* BEGIN Data lines *
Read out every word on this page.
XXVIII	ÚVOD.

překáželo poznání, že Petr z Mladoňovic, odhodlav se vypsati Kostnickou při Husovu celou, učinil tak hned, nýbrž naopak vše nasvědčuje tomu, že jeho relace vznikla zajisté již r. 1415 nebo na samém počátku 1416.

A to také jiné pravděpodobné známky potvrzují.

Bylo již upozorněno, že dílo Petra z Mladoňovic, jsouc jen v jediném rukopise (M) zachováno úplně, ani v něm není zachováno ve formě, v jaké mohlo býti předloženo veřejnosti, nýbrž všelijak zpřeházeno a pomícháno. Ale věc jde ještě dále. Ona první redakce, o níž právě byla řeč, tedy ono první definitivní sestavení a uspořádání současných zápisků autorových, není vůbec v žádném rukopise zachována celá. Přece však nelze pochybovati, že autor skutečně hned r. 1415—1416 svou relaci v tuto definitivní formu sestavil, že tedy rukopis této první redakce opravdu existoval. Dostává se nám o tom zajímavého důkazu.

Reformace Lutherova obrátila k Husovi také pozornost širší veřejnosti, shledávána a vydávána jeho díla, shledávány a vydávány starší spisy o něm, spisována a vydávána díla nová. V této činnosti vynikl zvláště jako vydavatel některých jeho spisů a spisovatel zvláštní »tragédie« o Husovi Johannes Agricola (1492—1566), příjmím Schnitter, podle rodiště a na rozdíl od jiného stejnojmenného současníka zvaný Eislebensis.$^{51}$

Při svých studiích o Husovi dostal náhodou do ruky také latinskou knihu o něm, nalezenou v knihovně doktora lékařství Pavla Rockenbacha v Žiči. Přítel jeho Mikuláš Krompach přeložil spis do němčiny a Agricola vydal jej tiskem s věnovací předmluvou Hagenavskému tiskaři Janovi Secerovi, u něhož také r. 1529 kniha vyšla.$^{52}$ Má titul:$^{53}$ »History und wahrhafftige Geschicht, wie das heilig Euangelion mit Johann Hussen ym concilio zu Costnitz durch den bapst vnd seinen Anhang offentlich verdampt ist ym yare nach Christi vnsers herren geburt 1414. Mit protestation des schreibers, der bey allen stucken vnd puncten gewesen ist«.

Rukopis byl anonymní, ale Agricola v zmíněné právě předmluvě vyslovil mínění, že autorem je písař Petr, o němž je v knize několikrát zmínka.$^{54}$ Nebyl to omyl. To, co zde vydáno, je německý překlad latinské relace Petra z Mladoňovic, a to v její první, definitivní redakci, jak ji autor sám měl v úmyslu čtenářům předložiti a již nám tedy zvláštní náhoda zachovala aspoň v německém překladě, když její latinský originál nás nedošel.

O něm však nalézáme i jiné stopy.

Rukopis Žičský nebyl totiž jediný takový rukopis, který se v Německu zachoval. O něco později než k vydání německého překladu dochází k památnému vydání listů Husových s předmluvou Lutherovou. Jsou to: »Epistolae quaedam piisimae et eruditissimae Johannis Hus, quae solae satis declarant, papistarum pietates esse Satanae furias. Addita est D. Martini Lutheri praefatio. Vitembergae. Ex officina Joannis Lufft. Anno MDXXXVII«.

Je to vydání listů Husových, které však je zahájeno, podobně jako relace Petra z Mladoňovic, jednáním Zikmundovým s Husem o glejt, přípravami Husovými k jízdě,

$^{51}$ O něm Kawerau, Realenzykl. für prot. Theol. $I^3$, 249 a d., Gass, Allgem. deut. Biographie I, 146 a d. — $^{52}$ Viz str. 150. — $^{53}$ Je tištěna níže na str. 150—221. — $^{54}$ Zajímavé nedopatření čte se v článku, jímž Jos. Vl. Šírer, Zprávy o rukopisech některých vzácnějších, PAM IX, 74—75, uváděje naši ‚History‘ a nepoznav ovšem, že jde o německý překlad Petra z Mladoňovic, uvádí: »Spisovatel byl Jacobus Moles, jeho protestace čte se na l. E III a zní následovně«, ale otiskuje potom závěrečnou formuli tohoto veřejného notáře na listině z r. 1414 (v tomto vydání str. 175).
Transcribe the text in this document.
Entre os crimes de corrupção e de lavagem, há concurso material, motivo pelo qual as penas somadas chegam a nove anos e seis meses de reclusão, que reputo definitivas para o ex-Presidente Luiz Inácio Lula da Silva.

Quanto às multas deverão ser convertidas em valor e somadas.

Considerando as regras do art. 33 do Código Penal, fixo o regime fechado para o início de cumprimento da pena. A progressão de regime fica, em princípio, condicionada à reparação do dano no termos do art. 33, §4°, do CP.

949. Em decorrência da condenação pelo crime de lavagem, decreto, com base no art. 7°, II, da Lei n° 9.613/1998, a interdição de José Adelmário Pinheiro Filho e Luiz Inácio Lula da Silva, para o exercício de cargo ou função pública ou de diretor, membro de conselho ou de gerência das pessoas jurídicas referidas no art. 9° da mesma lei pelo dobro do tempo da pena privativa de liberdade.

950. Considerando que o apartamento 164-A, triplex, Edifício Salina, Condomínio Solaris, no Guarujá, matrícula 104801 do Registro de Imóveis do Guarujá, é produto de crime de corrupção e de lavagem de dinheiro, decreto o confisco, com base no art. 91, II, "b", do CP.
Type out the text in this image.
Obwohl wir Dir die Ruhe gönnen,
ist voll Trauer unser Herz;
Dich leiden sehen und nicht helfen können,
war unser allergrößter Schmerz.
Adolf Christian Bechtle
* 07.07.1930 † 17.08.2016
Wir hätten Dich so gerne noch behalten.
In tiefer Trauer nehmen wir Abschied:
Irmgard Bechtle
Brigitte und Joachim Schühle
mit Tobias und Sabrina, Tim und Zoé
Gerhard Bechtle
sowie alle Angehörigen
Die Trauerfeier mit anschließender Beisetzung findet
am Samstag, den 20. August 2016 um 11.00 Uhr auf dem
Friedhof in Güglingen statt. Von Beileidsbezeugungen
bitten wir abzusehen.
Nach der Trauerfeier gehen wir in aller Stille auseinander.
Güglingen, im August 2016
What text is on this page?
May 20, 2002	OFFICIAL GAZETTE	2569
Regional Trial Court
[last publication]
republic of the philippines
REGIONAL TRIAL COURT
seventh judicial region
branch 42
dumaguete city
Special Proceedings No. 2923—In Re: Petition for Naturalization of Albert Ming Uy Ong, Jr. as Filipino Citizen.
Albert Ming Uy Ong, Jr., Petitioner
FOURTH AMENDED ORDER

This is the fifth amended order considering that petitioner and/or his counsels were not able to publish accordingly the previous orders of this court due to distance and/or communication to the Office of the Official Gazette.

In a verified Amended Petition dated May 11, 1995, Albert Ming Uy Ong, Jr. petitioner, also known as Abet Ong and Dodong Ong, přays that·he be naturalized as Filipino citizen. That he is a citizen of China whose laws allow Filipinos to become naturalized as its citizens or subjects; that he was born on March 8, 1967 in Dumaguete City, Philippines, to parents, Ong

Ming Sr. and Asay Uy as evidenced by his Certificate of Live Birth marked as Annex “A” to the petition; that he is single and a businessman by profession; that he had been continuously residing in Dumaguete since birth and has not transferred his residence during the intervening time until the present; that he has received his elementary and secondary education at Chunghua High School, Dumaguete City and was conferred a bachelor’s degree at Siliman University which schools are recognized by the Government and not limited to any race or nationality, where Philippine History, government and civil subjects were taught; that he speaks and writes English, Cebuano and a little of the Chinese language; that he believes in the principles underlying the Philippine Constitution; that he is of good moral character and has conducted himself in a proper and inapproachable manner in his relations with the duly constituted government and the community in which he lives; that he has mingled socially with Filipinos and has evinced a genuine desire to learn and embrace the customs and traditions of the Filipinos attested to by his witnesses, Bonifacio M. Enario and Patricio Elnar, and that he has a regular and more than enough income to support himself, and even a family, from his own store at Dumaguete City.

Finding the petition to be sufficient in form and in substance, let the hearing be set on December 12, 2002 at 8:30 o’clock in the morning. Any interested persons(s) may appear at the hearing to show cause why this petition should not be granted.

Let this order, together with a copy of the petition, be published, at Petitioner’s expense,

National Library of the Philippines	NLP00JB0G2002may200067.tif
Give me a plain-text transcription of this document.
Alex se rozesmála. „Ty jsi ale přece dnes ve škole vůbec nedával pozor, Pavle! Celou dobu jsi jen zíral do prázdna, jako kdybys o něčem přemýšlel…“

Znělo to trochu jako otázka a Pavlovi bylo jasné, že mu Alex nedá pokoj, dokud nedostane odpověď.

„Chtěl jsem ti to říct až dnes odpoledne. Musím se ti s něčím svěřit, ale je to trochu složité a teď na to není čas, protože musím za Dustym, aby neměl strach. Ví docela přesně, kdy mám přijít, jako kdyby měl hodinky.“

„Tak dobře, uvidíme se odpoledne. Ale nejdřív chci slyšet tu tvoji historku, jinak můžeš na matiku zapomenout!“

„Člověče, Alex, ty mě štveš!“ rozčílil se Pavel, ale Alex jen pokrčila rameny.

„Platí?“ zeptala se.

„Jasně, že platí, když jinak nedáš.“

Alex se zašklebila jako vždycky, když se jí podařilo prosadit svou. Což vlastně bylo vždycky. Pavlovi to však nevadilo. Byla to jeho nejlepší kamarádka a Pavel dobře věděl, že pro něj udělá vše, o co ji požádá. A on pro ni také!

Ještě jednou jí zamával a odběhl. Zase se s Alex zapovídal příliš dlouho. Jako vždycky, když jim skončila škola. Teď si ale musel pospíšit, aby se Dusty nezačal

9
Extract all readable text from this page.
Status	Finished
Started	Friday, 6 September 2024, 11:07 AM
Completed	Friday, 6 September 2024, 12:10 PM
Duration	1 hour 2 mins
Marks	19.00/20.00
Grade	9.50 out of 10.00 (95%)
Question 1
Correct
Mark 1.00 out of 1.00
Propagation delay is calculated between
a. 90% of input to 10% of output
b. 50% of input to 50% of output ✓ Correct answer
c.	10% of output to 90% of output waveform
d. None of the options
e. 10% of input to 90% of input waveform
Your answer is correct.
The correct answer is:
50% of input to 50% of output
* END Data lines *
■ Aim ■
Return every line containing "Silva".

■ Full response ■
Entre os crimes de corrupção e de lavagem, há concurso material, motivo pelo qual as penas somadas chegam a nove anos e seis meses de reclusão, que reputo definitivas para o ex-Presidente Luiz Inácio Lula da Silva.
949. Em decorrência da condenação pelo crime de lavagem, decreto, com base no art. 7°, II, da Lei n° 9.613/1998, a interdição de José Adelmário Pinheiro Filho e Luiz Inácio Lula da Silva, para o exercício de cargo ou função pública ou de diretor, membro de conselho ou de gerência das pessoas jurídicas referidas no art. 9° da mesma lei pelo dobro do tempo da pena privativa de liberdade.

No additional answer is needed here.